Please copy out the records below, swapping "interactable" for "clickable" at every occurrence and keeping everything else identical.

--- Start DATASET ENTRIES ---

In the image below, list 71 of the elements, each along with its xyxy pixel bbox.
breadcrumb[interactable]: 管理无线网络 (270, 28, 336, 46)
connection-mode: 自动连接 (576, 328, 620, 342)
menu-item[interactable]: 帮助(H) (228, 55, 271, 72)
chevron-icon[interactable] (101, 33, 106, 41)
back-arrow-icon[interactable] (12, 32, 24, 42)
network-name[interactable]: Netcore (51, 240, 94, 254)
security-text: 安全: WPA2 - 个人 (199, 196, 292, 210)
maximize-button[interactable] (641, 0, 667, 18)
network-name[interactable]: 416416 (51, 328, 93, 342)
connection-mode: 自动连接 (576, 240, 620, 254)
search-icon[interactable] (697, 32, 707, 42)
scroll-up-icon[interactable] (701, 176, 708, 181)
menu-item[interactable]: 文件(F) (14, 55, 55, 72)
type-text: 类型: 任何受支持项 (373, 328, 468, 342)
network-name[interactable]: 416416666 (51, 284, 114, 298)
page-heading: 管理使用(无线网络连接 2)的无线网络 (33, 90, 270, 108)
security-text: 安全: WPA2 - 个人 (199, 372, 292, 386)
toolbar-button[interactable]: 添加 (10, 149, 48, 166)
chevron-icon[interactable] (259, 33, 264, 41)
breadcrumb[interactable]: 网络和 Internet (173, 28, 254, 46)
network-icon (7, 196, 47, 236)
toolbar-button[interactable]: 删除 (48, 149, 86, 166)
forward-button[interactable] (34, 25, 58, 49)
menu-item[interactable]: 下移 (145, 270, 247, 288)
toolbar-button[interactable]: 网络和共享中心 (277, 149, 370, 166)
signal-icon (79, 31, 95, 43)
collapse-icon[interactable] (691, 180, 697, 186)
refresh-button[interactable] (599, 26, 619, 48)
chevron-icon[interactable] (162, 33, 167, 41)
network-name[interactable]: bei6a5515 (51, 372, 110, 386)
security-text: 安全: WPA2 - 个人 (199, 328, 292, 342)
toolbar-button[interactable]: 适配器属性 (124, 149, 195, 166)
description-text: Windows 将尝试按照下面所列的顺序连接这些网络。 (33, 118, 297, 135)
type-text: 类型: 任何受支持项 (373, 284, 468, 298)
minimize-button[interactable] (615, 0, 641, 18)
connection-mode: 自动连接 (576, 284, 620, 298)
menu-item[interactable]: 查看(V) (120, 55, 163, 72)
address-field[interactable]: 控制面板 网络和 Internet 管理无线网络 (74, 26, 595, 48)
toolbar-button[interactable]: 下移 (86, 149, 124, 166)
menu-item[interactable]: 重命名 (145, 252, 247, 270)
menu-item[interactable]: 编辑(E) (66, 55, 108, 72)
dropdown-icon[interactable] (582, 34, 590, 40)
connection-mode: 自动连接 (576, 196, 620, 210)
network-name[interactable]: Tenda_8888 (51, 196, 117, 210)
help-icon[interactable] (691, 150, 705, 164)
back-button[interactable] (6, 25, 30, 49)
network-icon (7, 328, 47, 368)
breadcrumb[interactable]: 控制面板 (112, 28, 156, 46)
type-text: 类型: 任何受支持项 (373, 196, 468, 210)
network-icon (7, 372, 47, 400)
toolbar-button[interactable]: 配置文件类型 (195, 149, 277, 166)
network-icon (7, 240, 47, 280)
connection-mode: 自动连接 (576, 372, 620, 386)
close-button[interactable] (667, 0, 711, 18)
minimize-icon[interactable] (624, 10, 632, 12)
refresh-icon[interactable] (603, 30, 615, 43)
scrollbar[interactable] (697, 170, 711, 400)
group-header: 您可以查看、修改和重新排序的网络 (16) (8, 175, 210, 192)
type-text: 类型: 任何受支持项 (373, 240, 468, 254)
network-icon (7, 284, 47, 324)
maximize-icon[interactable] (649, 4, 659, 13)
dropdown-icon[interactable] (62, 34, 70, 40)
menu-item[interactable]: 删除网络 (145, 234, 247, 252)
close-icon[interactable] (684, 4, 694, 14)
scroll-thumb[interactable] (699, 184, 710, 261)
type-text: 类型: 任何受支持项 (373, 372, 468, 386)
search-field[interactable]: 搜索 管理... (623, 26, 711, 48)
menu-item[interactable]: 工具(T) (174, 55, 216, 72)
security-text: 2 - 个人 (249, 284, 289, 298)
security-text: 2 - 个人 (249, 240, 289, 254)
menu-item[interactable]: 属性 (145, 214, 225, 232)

--- End DATASET ENTRIES ---

* [RESULT OF THE TASK]:
In the image below, list 71 of the elements, each along with its xyxy pixel bbox.
breadcrumb[clickable]: 管理无线网络 (270, 28, 336, 46)
connection-mode: 自动连接 (576, 328, 620, 342)
menu-item[clickable]: 帮助(H) (228, 55, 271, 72)
chevron-icon[clickable] (101, 33, 106, 41)
back-arrow-icon[clickable] (12, 32, 24, 42)
network-name[clickable]: Netcore (51, 240, 94, 254)
security-text: 安全: WPA2 - 个人 (199, 196, 292, 210)
maximize-button[clickable] (641, 0, 667, 18)
network-name[clickable]: 416416 (51, 328, 93, 342)
connection-mode: 自动连接 (576, 240, 620, 254)
search-icon[clickable] (697, 32, 707, 42)
scroll-up-icon[clickable] (701, 176, 708, 181)
menu-item[clickable]: 文件(F) (14, 55, 55, 72)
type-text: 类型: 任何受支持项 (373, 328, 468, 342)
network-name[clickable]: 416416666 (51, 284, 114, 298)
page-heading: 管理使用(无线网络连接 2)的无线网络 (33, 90, 270, 108)
security-text: 安全: WPA2 - 个人 (199, 372, 292, 386)
toolbar-button[clickable]: 添加 (10, 149, 48, 166)
chevron-icon[clickable] (259, 33, 264, 41)
breadcrumb[clickable]: 网络和 Internet (173, 28, 254, 46)
network-icon (7, 196, 47, 236)
toolbar-button[clickable]: 删除 (48, 149, 86, 166)
forward-button[clickable] (34, 25, 58, 49)
menu-item[clickable]: 下移 (145, 270, 247, 288)
toolbar-button[clickable]: 网络和共享中心 (277, 149, 370, 166)
signal-icon (79, 31, 95, 43)
collapse-icon[clickable] (691, 180, 697, 186)
refresh-button[clickable] (599, 26, 619, 48)
chevron-icon[clickable] (162, 33, 167, 41)
network-name[clickable]: bei6a5515 (51, 372, 110, 386)
security-text: 安全: WPA2 - 个人 (199, 328, 292, 342)
toolbar-button[clickable]: 适配器属性 (124, 149, 195, 166)
description-text: Windows 将尝试按照下面所列的顺序连接这些网络。 (33, 118, 297, 135)
type-text: 类型: 任何受支持项 (373, 284, 468, 298)
minimize-button[clickable] (615, 0, 641, 18)
connection-mode: 自动连接 (576, 284, 620, 298)
menu-item[clickable]: 查看(V) (120, 55, 163, 72)
address-field[clickable]: 控制面板 网络和 Internet 管理无线网络 (74, 26, 595, 48)
toolbar-button[clickable]: 下移 (86, 149, 124, 166)
menu-item[clickable]: 重命名 (145, 252, 247, 270)
menu-item[clickable]: 编辑(E) (66, 55, 108, 72)
dropdown-icon[clickable] (582, 34, 590, 40)
connection-mode: 自动连接 (576, 196, 620, 210)
network-name[clickable]: Tenda_8888 (51, 196, 117, 210)
help-icon[clickable] (691, 150, 705, 164)
back-button[clickable] (6, 25, 30, 49)
network-icon (7, 328, 47, 368)
breadcrumb[clickable]: 控制面板 (112, 28, 156, 46)
type-text: 类型: 任何受支持项 (373, 196, 468, 210)
network-icon (7, 372, 47, 400)
toolbar-button[clickable]: 配置文件类型 (195, 149, 277, 166)
network-icon (7, 240, 47, 280)
connection-mode: 自动连接 (576, 372, 620, 386)
close-button[clickable] (667, 0, 711, 18)
minimize-icon[clickable] (624, 10, 632, 12)
refresh-icon[clickable] (603, 30, 615, 43)
scrollbar[clickable] (697, 170, 711, 400)
group-header: 您可以查看、修改和重新排序的网络 (16) (8, 175, 210, 192)
type-text: 类型: 任何受支持项 (373, 240, 468, 254)
network-icon (7, 284, 47, 324)
maximize-icon[clickable] (649, 4, 659, 13)
dropdown-icon[clickable] (62, 34, 70, 40)
menu-item[clickable]: 删除网络 (145, 234, 247, 252)
close-icon[clickable] (684, 4, 694, 14)
scroll-thumb[clickable] (699, 184, 710, 261)
type-text: 类型: 任何受支持项 (373, 372, 468, 386)
search-field[clickable]: 搜索 管理... (623, 26, 711, 48)
menu-item[clickable]: 工具(T) (174, 55, 216, 72)
security-text: 2 - 个人 (249, 284, 289, 298)
security-text: 2 - 个人 (249, 240, 289, 254)
menu-item[clickable]: 属性 (145, 214, 225, 232)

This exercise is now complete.